О исправительно-трудовой лагерь! С каким садизмом производится там растление душ человеческих! Бумаги… Кипы бумаг! Допросы, свидетельские показания, доносы… Мне не дают их читать, а только показывают: вот показания Капинуса, Веры Михайловны, Мадаминова, Касымова. Всем им не сладко: скажи обо мне хорошее — окажешься соучастником, скажи плохое — опять виноват будешь, ведь тот, кто не донес, — укрыватель.

За каждым листком, за каждой бумажкой видишь, как корчится от страха, от ужаса перед занесенным каблуком чья-то человеческая душа, превращенная в извивающегося червяка!

Сколько грязи пытаются таким способом поднять со дна души человеческой! Когда в водоем не поступает свежий воздух, на дно его опускается все, что погибло без воздуха. Эта грязь разлагается, выделяя зловонный и ядовитый сероводород. Когда в духовный мир человека не поступают свежие мысли, чувства, переживания, в душе его также оседает черная зловонная тина. Когда ее взбалтывают, сероводород распространяет такое зловоние, что может отравить все и всех!

Гибель живой души в исправительно-трудовом лагере, рабство способствуют образованию и накоплению ядовитого сероводорода. Следователь при посредстве изощренной системы доносов и допросов ворошит этот зловонный осадок. И слабые люди гибнут и губят друг друга. Но можно ли их обвинить в том, что они слабы? Ведь все пущено в ход, чтобы разложить, ослабить, отравить!

Последняя унция, проламывающая спину лошади[153]

Бегут дни, недели, месяцы… Что теперь — май, июнь, июль? Одних угнали, другие заняли их место. Ни для кого надежды нет!

Тесно в подземелье. Темно кругом, и в будущем — нет просвета! Хочется знать, что происходит на свете? До могилы новости и события не доходят, а чтобы усугубить чувство безнадежности, на допрос чаще всего водят ночью.

Шел обычный допрос. Как обычно, следователь применял весь свой арсенал, пытаясь нащупать слабое место и, ловко сделав подножку, вынудить меня совершить то, что и является целью любого допроса — обычное предательство. Еще кого-нибудь запутать в антисоветское дело, наказуемое по статье 58.

Как всегда, нервы были напряжены до предела. В это время его куда-то вызвали, очевидно ненадолго, и он, вместо того чтобы меня отправить обратно в подземелье, повел вглубь коридора, открыл дверь налево, пропустил меня и сказал:

— Это мой человек, пусть здесь подождет.

Я уселась в углу на табурет и осмотрелась. В большой полутемной комнате было несколько столов. За каждым столом сидели женщины. На столе лежали ворохи писем, главным образом треугольники полевой почты. Рядом с женщинами на полу стояли объемистые плетеные корзины.

Я догадалась: здесь перлюстрируют письма.

До чего же я ненавижу все, что делается тайком, исподтишка! Подслушивать у дверей, подглядывать в замочную скважину, писать доносы, анонимки, читать чужие письма или нападать из-за спины — все это у меня всегда вызывало какое-то брезгливое отвращение, которое я даже словами описать не могу.

***

Продолжите, пожалуйста, отрывок о лагерных допросах с того места, где он заканчивается. Следующий далее перечень — самостоятельный материал, с отрывком он не связан.

> _СОБРАННЫЙ МАТЕРИАЛ_
***

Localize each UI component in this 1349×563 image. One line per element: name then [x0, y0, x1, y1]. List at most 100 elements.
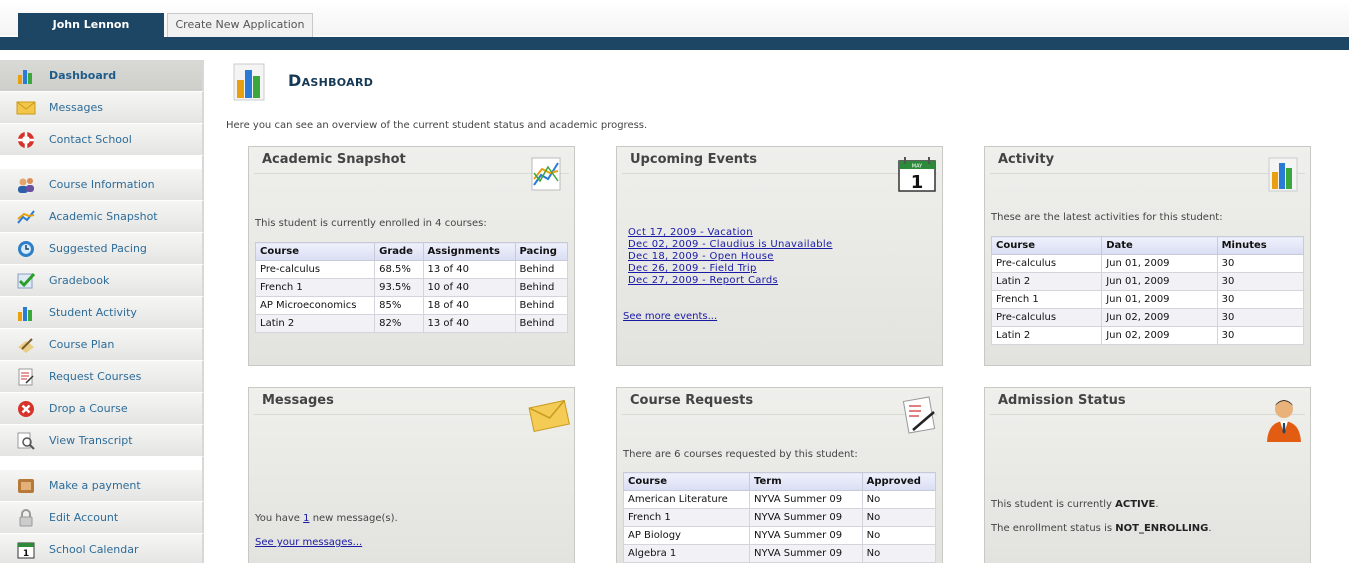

***

> _ВЫПОЛНЕННОЕ ЗАДАНИЕ_
Я поборола отвращение и отвернулась к стене. Но любопытство взяло верх, и я против воли стала присматриваться к этой мерзкой процедуре. Вот та брюнетка, должно быть осетинка, проверяет письма, написанные незнакомыми мне буквами. Она водит по строчкам пальцем справа налево. Кто, кроме турок и арабов, так пишет? Наверное, все мусульмане? Та, возле окна, перлюстрирует немецкие письма. Читает внимательно и почти все уничтожает. А у этой тоже немецкие? Нет, наверное, эстонские, часто встречаются два «о» подряд.

Куда бы я ни смотрела, взгляд мой как магнитом притягивала та тощая женщина, которая была ближе всего от меня: отталкивающая: не старая и не молодая, не худая и не толстая, не седая, а какая-то полинявшая, бесцветная, как выгоревшее мочало. Унылый нос опускался к бесцветной, чуть выпяченной губе. Если бы скульптор или художник-импрессионист искал натуру, чтобы воплотить Бездушное Равнодушие, лучшего бы не нашел.

Перед ней лежал большой ворох писем, преимущественно треугольных, без марок, написанных часто на обрывках газет — потертые, измятые, размытые треугольники полевой почты… Живы ли еще те, кто их писал? Или, быть может, это последнее письмо того, кто отдал свою жизнь, защищая в том числе и вот эту ко всему равнодушную серую женщину? От нее зависит, прижмет ли мать к сердцу этот лоскут газеты или так никогда и не узнает ласку своего сына, излитую в неуклюжих словах — последних словах, обращенных к матери.

Но что это? Женщина даже не развернула этот треугольничек полевой почты! Она его просто разорвала и бросила в корзину… За ним — другой, третий… Затем, опять же не глядя, положила одно письмо в стопку. Потом снова два-три в корзину. И все это — не читая их, даже не разворачивая!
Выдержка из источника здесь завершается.